AVAILABLE RECORDS >>
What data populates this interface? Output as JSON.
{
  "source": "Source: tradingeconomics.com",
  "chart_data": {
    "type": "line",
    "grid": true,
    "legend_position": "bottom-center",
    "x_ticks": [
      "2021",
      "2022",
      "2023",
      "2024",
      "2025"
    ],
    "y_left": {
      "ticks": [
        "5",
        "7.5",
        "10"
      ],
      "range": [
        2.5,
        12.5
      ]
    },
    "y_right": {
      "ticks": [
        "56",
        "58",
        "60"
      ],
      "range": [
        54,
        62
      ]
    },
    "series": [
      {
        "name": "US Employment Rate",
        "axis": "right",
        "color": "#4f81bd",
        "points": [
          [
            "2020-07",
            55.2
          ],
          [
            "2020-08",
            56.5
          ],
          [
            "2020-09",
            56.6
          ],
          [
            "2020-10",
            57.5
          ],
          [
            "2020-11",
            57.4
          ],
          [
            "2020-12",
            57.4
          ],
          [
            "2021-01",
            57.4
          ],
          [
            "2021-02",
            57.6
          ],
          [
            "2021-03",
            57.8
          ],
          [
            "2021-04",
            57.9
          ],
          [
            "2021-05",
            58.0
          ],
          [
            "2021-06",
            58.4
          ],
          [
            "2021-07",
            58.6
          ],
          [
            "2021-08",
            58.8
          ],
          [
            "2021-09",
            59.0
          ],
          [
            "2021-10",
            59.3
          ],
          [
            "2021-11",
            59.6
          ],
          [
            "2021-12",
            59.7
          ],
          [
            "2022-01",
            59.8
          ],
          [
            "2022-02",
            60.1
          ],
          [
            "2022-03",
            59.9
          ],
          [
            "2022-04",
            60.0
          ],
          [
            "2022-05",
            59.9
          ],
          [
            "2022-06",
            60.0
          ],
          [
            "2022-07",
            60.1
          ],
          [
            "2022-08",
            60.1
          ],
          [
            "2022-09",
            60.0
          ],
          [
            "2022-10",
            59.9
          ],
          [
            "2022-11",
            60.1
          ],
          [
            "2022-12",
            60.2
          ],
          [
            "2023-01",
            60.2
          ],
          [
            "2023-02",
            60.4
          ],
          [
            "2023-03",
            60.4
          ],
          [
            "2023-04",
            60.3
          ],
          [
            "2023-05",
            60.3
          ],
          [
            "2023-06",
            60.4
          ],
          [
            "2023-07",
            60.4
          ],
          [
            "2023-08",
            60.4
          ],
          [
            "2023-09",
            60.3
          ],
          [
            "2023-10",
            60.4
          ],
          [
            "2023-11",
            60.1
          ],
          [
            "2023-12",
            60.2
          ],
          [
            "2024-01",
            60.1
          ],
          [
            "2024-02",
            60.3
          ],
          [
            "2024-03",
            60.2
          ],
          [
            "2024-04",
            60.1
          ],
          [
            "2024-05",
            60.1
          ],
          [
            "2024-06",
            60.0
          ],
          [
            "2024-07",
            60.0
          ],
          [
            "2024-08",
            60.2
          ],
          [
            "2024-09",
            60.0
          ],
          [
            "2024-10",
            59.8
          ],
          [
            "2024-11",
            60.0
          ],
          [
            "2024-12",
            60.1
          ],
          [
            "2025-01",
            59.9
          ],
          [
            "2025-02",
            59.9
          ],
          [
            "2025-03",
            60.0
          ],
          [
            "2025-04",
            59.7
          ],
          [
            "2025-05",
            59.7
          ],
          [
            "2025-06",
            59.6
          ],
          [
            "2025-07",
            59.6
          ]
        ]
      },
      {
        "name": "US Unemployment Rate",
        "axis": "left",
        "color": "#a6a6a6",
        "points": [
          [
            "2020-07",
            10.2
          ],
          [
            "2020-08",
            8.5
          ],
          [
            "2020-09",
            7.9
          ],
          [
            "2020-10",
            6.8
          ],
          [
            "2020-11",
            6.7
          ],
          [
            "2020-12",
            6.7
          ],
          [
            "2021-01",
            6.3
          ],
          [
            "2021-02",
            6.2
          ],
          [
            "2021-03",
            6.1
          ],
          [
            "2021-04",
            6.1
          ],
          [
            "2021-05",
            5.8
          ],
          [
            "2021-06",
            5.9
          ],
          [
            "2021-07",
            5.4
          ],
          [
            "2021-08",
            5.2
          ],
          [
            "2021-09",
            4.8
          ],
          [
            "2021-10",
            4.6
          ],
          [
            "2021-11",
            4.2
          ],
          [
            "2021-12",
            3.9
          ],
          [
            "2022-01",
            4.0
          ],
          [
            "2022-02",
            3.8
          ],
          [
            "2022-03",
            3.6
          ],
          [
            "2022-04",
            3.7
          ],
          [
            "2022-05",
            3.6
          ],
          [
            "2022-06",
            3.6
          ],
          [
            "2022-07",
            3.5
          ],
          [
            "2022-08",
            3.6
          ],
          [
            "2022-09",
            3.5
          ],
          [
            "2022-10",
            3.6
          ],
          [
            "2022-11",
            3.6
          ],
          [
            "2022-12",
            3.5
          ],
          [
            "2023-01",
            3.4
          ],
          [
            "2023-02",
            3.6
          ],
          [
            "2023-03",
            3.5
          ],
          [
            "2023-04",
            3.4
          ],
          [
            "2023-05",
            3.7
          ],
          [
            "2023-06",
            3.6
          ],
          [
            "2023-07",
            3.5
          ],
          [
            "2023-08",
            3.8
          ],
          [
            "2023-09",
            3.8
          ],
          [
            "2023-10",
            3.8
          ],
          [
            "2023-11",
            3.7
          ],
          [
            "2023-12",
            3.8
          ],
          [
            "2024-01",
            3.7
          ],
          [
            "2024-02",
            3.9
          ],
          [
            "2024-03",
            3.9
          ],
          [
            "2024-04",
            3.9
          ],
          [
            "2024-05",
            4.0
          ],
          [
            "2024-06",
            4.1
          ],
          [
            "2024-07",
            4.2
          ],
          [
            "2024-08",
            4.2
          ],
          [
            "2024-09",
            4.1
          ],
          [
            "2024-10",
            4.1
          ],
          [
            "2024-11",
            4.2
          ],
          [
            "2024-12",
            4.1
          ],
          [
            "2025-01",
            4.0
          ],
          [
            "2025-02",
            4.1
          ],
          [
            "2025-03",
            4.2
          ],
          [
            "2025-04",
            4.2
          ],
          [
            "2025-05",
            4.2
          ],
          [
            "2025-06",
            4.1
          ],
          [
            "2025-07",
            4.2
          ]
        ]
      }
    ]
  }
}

EXERCISE PROMPT >> From the data above, copy out every line with the string "name" in it.

EXERCISE RESULT >>
        "name": "US Employment Rate",
        "name": "US Unemployment Rate",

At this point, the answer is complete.